> [REQUEST]
Give back the full material, exactly as it reads.

══════════

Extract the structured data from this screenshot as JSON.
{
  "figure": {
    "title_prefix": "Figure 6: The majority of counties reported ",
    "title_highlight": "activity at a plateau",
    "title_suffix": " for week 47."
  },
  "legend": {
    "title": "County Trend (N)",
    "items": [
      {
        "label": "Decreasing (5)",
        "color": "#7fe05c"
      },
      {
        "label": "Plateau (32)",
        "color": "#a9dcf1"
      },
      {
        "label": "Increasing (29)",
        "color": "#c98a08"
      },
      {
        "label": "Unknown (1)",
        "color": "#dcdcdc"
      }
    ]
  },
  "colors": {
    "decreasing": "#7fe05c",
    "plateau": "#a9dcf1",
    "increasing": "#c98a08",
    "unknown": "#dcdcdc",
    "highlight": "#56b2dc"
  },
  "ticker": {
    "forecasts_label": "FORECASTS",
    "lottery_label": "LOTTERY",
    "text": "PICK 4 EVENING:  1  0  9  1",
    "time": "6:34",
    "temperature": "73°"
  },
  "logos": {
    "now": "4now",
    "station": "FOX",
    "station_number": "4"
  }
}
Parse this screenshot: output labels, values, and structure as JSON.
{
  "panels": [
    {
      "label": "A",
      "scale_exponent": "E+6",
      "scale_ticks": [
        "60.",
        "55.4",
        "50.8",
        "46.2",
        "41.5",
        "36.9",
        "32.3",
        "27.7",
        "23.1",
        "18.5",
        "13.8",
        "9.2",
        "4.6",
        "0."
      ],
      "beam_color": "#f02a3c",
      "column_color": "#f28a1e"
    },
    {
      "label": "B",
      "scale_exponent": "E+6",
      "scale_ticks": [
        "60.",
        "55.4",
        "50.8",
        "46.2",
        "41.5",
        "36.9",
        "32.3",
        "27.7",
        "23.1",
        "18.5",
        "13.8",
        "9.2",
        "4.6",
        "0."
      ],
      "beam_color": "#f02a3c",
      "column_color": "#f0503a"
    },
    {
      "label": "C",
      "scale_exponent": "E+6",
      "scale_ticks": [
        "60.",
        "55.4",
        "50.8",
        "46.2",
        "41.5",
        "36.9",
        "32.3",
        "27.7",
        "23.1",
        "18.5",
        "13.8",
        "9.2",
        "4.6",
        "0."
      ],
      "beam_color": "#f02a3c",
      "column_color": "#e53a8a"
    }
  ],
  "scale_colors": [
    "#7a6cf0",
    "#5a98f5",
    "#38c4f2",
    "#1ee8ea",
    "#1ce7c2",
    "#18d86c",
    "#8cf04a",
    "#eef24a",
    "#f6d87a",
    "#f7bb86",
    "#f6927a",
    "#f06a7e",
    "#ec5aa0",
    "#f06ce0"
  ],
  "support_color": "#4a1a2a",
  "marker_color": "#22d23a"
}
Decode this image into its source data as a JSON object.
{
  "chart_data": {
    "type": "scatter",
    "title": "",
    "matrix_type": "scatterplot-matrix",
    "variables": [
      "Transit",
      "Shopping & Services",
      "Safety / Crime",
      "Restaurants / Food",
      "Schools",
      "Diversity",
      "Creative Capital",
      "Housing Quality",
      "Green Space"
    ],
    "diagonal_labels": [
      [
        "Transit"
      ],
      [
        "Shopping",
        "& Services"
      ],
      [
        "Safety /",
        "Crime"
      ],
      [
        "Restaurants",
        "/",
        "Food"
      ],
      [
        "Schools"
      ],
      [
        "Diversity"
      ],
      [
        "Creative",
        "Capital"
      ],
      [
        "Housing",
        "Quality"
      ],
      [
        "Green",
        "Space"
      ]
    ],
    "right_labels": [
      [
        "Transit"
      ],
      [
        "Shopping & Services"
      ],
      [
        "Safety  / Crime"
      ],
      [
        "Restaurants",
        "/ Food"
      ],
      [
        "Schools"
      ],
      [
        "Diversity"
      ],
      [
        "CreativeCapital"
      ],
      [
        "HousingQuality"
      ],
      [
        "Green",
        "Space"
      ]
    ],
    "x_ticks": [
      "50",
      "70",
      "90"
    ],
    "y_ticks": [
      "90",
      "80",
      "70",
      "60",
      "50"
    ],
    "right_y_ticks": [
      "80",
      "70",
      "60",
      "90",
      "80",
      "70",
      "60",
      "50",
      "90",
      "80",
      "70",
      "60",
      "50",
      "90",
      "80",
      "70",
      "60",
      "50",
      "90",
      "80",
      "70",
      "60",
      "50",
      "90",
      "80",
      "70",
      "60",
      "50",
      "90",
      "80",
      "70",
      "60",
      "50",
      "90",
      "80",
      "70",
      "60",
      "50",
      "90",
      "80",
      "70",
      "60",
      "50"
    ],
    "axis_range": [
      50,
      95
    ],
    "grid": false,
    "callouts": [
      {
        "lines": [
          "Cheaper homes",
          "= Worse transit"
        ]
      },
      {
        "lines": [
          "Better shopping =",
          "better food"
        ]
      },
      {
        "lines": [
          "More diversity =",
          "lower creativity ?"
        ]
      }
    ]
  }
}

══════════

> [ANSWER TO THE PROBLEM]
Extract the structured data from this screenshot as JSON.
{
  "figure": {
    "title_prefix": "Figure 6: The majority of counties reported ",
    "title_highlight": "activity at a plateau",
    "title_suffix": " for week 47."
  },
  "legend": {
    "title": "County Trend (N)",
    "items": [
      {
        "label": "Decreasing (5)",
        "color": "#7fe05c"
      },
      {
        "label": "Plateau (32)",
        "color": "#a9dcf1"
      },
      {
        "label": "Increasing (29)",
        "color": "#c98a08"
      },
      {
        "label": "Unknown (1)",
        "color": "#dcdcdc"
      }
    ]
  },
  "colors": {
    "decreasing": "#7fe05c",
    "plateau": "#a9dcf1",
    "increasing": "#c98a08",
    "unknown": "#dcdcdc",
    "highlight": "#56b2dc"
  },
  "ticker": {
    "forecasts_label": "FORECASTS",
    "lottery_label": "LOTTERY",
    "text": "PICK 4 EVENING:  1  0  9  1",
    "time": "6:34",
    "temperature": "73°"
  },
  "logos": {
    "now": "4now",
    "station": "FOX",
    "station_number": "4"
  }
}
Parse this screenshot: output labels, values, and structure as JSON.
{
  "panels": [
    {
      "label": "A",
      "scale_exponent": "E+6",
      "scale_ticks": [
        "60.",
        "55.4",
        "50.8",
        "46.2",
        "41.5",
        "36.9",
        "32.3",
        "27.7",
        "23.1",
        "18.5",
        "13.8",
        "9.2",
        "4.6",
        "0."
      ],
      "beam_color": "#f02a3c",
      "column_color": "#f28a1e"
    },
    {
      "label": "B",
      "scale_exponent": "E+6",
      "scale_ticks": [
        "60.",
        "55.4",
        "50.8",
        "46.2",
        "41.5",
        "36.9",
        "32.3",
        "27.7",
        "23.1",
        "18.5",
        "13.8",
        "9.2",
        "4.6",
        "0."
      ],
      "beam_color": "#f02a3c",
      "column_color": "#f0503a"
    },
    {
      "label": "C",
      "scale_exponent": "E+6",
      "scale_ticks": [
        "60.",
        "55.4",
        "50.8",
        "46.2",
        "41.5",
        "36.9",
        "32.3",
        "27.7",
        "23.1",
        "18.5",
        "13.8",
        "9.2",
        "4.6",
        "0."
      ],
      "beam_color": "#f02a3c",
      "column_color": "#e53a8a"
    }
  ],
  "scale_colors": [
    "#7a6cf0",
    "#5a98f5",
    "#38c4f2",
    "#1ee8ea",
    "#1ce7c2",
    "#18d86c",
    "#8cf04a",
    "#eef24a",
    "#f6d87a",
    "#f7bb86",
    "#f6927a",
    "#f06a7e",
    "#ec5aa0",
    "#f06ce0"
  ],
  "support_color": "#4a1a2a",
  "marker_color": "#22d23a"
}
Decode this image into its source data as a JSON object.
{
  "chart_data": {
    "type": "scatter",
    "title": "",
    "matrix_type": "scatterplot-matrix",
    "variables": [
      "Transit",
      "Shopping & Services",
      "Safety / Crime",
      "Restaurants / Food",
      "Schools",
      "Diversity",
      "Creative Capital",
      "Housing Quality",
      "Green Space"
    ],
    "diagonal_labels": [
      [
        "Transit"
      ],
      [
        "Shopping",
        "& Services"
      ],
      [
        "Safety /",
        "Crime"
      ],
      [
        "Restaurants",
        "/",
        "Food"
      ],
      [
        "Schools"
      ],
      [
        "Diversity"
      ],
      [
        "Creative",
        "Capital"
      ],
      [
        "Housing",
        "Quality"
      ],
      [
        "Green",
        "Space"
      ]
    ],
    "right_labels": [
      [
        "Transit"
      ],
      [
        "Shopping & Services"
      ],
      [
        "Safety  / Crime"
      ],
      [
        "Restaurants",
        "/ Food"
      ],
      [
        "Schools"
      ],
      [
        "Diversity"
      ],
      [
        "CreativeCapital"
      ],
      [
        "HousingQuality"
      ],
      [
        "Green",
        "Space"
      ]
    ],
    "x_ticks": [
      "50",
      "70",
      "90"
    ],
    "y_ticks": [
      "90",
      "80",
      "70",
      "60",
      "50"
    ],
    "right_y_ticks": [
      "80",
      "70",
      "60",
      "90",
      "80",
      "70",
      "60",
      "50",
      "90",
      "80",
      "70",
      "60",
      "50",
      "90",
      "80",
      "70",
      "60",
      "50",
      "90",
      "80",
      "70",
      "60",
      "50",
      "90",
      "80",
      "70",
      "60",
      "50",
      "90",
      "80",
      "70",
      "60",
      "50",
      "90",
      "80",
      "70",
      "60",
      "50",
      "90",
      "80",
      "70",
      "60",
      "50"
    ],
    "axis_range": [
      50,
      95
    ],
    "grid": false,
    "callouts": [
      {
        "lines": [
          "Cheaper homes",
          "= Worse transit"
        ]
      },
      {
        "lines": [
          "Better shopping =",
          "better food"
        ]
      },
      {
        "lines": [
          "More diversity =",
          "lower creativity ?"
        ]
      }
    ]
  }
}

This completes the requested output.